Leave out the pictures and transcribe every entry below exactly.

═══ Materials provided ═══

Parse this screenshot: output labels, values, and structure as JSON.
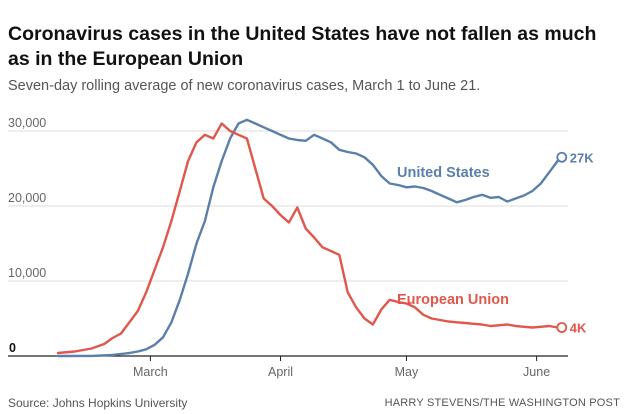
{
  "header": {
    "title": "Coronavirus cases in the United States have not fallen as much as in the European Union",
    "subtitle": "Seven-day rolling average of new coronavirus cases, March 1 to June 21."
  },
  "footer": {
    "source": "Source: Johns Hopkins University",
    "credit": "HARRY STEVENS/THE WASHINGTON POST"
  },
  "chart_data": {
    "type": "line",
    "title": "Coronavirus cases in the United States have not fallen as much as in the European Union",
    "subtitle": "Seven-day rolling average of new coronavirus cases, March 1 to June 21.",
    "x_range": [
      "2020-02-22",
      "2020-06-22"
    ],
    "ylim": [
      0,
      30000
    ],
    "y_ticks": [
      {
        "value": 0,
        "label": "0"
      },
      {
        "value": 10000,
        "label": "10,000"
      },
      {
        "value": 20000,
        "label": "20,000"
      },
      {
        "value": 30000,
        "label": "30,000"
      }
    ],
    "x_ticks": [
      {
        "date": "2020-03-15",
        "label": "March"
      },
      {
        "date": "2020-04-15",
        "label": "April"
      },
      {
        "date": "2020-05-15",
        "label": "May"
      },
      {
        "date": "2020-06-15",
        "label": "June"
      }
    ],
    "grid": "horizontal",
    "series": [
      {
        "name": "United States",
        "color": "#5b7fab",
        "end_label": "27K",
        "x": [
          "2020-02-22",
          "2020-03-01",
          "2020-03-06",
          "2020-03-10",
          "2020-03-12",
          "2020-03-14",
          "2020-03-16",
          "2020-03-18",
          "2020-03-20",
          "2020-03-22",
          "2020-03-24",
          "2020-03-26",
          "2020-03-28",
          "2020-03-30",
          "2020-04-01",
          "2020-04-03",
          "2020-04-05",
          "2020-04-07",
          "2020-04-09",
          "2020-04-11",
          "2020-04-13",
          "2020-04-15",
          "2020-04-17",
          "2020-04-19",
          "2020-04-21",
          "2020-04-23",
          "2020-04-25",
          "2020-04-27",
          "2020-04-29",
          "2020-05-01",
          "2020-05-03",
          "2020-05-05",
          "2020-05-07",
          "2020-05-09",
          "2020-05-11",
          "2020-05-13",
          "2020-05-15",
          "2020-05-17",
          "2020-05-19",
          "2020-05-21",
          "2020-05-23",
          "2020-05-25",
          "2020-05-27",
          "2020-05-29",
          "2020-05-31",
          "2020-06-02",
          "2020-06-04",
          "2020-06-06",
          "2020-06-08",
          "2020-06-10",
          "2020-06-12",
          "2020-06-14",
          "2020-06-16",
          "2020-06-18",
          "2020-06-20",
          "2020-06-21"
        ],
        "values": [
          0,
          20,
          150,
          400,
          600,
          900,
          1500,
          2500,
          4500,
          7500,
          11000,
          15000,
          18000,
          22500,
          26000,
          29000,
          31000,
          31500,
          31000,
          30500,
          30000,
          29500,
          29000,
          28800,
          28700,
          29500,
          29000,
          28500,
          27500,
          27200,
          27000,
          26500,
          25500,
          24000,
          23000,
          22800,
          22500,
          22600,
          22400,
          22000,
          21500,
          21000,
          20500,
          20800,
          21200,
          21500,
          21100,
          21200,
          20600,
          21000,
          21400,
          22000,
          23000,
          24500,
          26000,
          26500
        ]
      },
      {
        "name": "European Union",
        "color": "#e0574c",
        "end_label": "4K",
        "x": [
          "2020-02-22",
          "2020-02-26",
          "2020-03-01",
          "2020-03-04",
          "2020-03-06",
          "2020-03-08",
          "2020-03-10",
          "2020-03-12",
          "2020-03-14",
          "2020-03-16",
          "2020-03-18",
          "2020-03-20",
          "2020-03-22",
          "2020-03-24",
          "2020-03-26",
          "2020-03-28",
          "2020-03-30",
          "2020-04-01",
          "2020-04-03",
          "2020-04-05",
          "2020-04-07",
          "2020-04-09",
          "2020-04-11",
          "2020-04-13",
          "2020-04-15",
          "2020-04-17",
          "2020-04-19",
          "2020-04-21",
          "2020-04-23",
          "2020-04-25",
          "2020-04-27",
          "2020-04-29",
          "2020-05-01",
          "2020-05-03",
          "2020-05-05",
          "2020-05-07",
          "2020-05-09",
          "2020-05-11",
          "2020-05-13",
          "2020-05-15",
          "2020-05-17",
          "2020-05-19",
          "2020-05-21",
          "2020-05-23",
          "2020-05-25",
          "2020-05-27",
          "2020-05-29",
          "2020-05-31",
          "2020-06-02",
          "2020-06-04",
          "2020-06-06",
          "2020-06-08",
          "2020-06-10",
          "2020-06-12",
          "2020-06-14",
          "2020-06-16",
          "2020-06-18",
          "2020-06-20",
          "2020-06-21"
        ],
        "values": [
          400,
          600,
          1000,
          1600,
          2400,
          3000,
          4500,
          6000,
          8500,
          11500,
          14500,
          18000,
          22000,
          26000,
          28500,
          29500,
          29000,
          31000,
          30000,
          29500,
          29000,
          25000,
          21000,
          20000,
          18800,
          17800,
          19800,
          17000,
          15800,
          14500,
          14000,
          13500,
          8500,
          6500,
          5000,
          4200,
          6200,
          7500,
          7200,
          7000,
          6500,
          5500,
          5000,
          4800,
          4600,
          4500,
          4400,
          4300,
          4200,
          4000,
          4100,
          4200,
          4000,
          3900,
          3800,
          3900,
          4000,
          3800,
          3800
        ]
      }
    ]
  }
}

═══

- [Worked solution]
Parse this screenshot: output labels, values, and structure as JSON.
{
  "header": {
    "title": "Coronavirus cases in the United States have not fallen as much as in the European Union",
    "subtitle": "Seven-day rolling average of new coronavirus cases, March 1 to June 21."
  },
  "footer": {
    "source": "Source: Johns Hopkins University",
    "credit": "HARRY STEVENS/THE WASHINGTON POST"
  },
  "chart_data": {
    "type": "line",
    "title": "Coronavirus cases in the United States have not fallen as much as in the European Union",
    "subtitle": "Seven-day rolling average of new coronavirus cases, March 1 to June 21.",
    "x_range": [
      "2020-02-22",
      "2020-06-22"
    ],
    "ylim": [
      0,
      30000
    ],
    "y_ticks": [
      {
        "value": 0,
        "label": "0"
      },
      {
        "value": 10000,
        "label": "10,000"
      },
      {
        "value": 20000,
        "label": "20,000"
      },
      {
        "value": 30000,
        "label": "30,000"
      }
    ],
    "x_ticks": [
      {
        "date": "2020-03-15",
        "label": "March"
      },
      {
        "date": "2020-04-15",
        "label": "April"
      },
      {
        "date": "2020-05-15",
        "label": "May"
      },
      {
        "date": "2020-06-15",
        "label": "June"
      }
    ],
    "grid": "horizontal",
    "series": [
      {
        "name": "United States",
        "color": "#5b7fab",
        "end_label": "27K",
        "x": [
          "2020-02-22",
          "2020-03-01",
          "2020-03-06",
          "2020-03-10",
          "2020-03-12",
          "2020-03-14",
          "2020-03-16",
          "2020-03-18",
          "2020-03-20",
          "2020-03-22",
          "2020-03-24",
          "2020-03-26",
          "2020-03-28",
          "2020-03-30",
          "2020-04-01",
          "2020-04-03",
          "2020-04-05",
          "2020-04-07",
          "2020-04-09",
          "2020-04-11",
          "2020-04-13",
          "2020-04-15",
          "2020-04-17",
          "2020-04-19",
          "2020-04-21",
          "2020-04-23",
          "2020-04-25",
          "2020-04-27",
          "2020-04-29",
          "2020-05-01",
          "2020-05-03",
          "2020-05-05",
          "2020-05-07",
          "2020-05-09",
          "2020-05-11",
          "2020-05-13",
          "2020-05-15",
          "2020-05-17",
          "2020-05-19",
          "2020-05-21",
          "2020-05-23",
          "2020-05-25",
          "2020-05-27",
          "2020-05-29",
          "2020-05-31",
          "2020-06-02",
          "2020-06-04",
          "2020-06-06",
          "2020-06-08",
          "2020-06-10",
          "2020-06-12",
          "2020-06-14",
          "2020-06-16",
          "2020-06-18",
          "2020-06-20",
          "2020-06-21"
        ],
        "values": [
          0,
          20,
          150,
          400,
          600,
          900,
          1500,
          2500,
          4500,
          7500,
          11000,
          15000,
          18000,
          22500,
          26000,
          29000,
          31000,
          31500,
          31000,
          30500,
          30000,
          29500,
          29000,
          28800,
          28700,
          29500,
          29000,
          28500,
          27500,
          27200,
          27000,
          26500,
          25500,
          24000,
          23000,
          22800,
          22500,
          22600,
          22400,
          22000,
          21500,
          21000,
          20500,
          20800,
          21200,
          21500,
          21100,
          21200,
          20600,
          21000,
          21400,
          22000,
          23000,
          24500,
          26000,
          26500
        ]
      },
      {
        "name": "European Union",
        "color": "#e0574c",
        "end_label": "4K",
        "x": [
          "2020-02-22",
          "2020-02-26",
          "2020-03-01",
          "2020-03-04",
          "2020-03-06",
          "2020-03-08",
          "2020-03-10",
          "2020-03-12",
          "2020-03-14",
          "2020-03-16",
          "2020-03-18",
          "2020-03-20",
          "2020-03-22",
          "2020-03-24",
          "2020-03-26",
          "2020-03-28",
          "2020-03-30",
          "2020-04-01",
          "2020-04-03",
          "2020-04-05",
          "2020-04-07",
          "2020-04-09",
          "2020-04-11",
          "2020-04-13",
          "2020-04-15",
          "2020-04-17",
          "2020-04-19",
          "2020-04-21",
          "2020-04-23",
          "2020-04-25",
          "2020-04-27",
          "2020-04-29",
          "2020-05-01",
          "2020-05-03",
          "2020-05-05",
          "2020-05-07",
          "2020-05-09",
          "2020-05-11",
          "2020-05-13",
          "2020-05-15",
          "2020-05-17",
          "2020-05-19",
          "2020-05-21",
          "2020-05-23",
          "2020-05-25",
          "2020-05-27",
          "2020-05-29",
          "2020-05-31",
          "2020-06-02",
          "2020-06-04",
          "2020-06-06",
          "2020-06-08",
          "2020-06-10",
          "2020-06-12",
          "2020-06-14",
          "2020-06-16",
          "2020-06-18",
          "2020-06-20",
          "2020-06-21"
        ],
        "values": [
          400,
          600,
          1000,
          1600,
          2400,
          3000,
          4500,
          6000,
          8500,
          11500,
          14500,
          18000,
          22000,
          26000,
          28500,
          29500,
          29000,
          31000,
          30000,
          29500,
          29000,
          25000,
          21000,
          20000,
          18800,
          17800,
          19800,
          17000,
          15800,
          14500,
          14000,
          13500,
          8500,
          6500,
          5000,
          4200,
          6200,
          7500,
          7200,
          7000,
          6500,
          5500,
          5000,
          4800,
          4600,
          4500,
          4400,
          4300,
          4200,
          4000,
          4100,
          4200,
          4000,
          3900,
          3800,
          3900,
          4000,
          3800,
          3800
        ]
      }
    ]
  }
}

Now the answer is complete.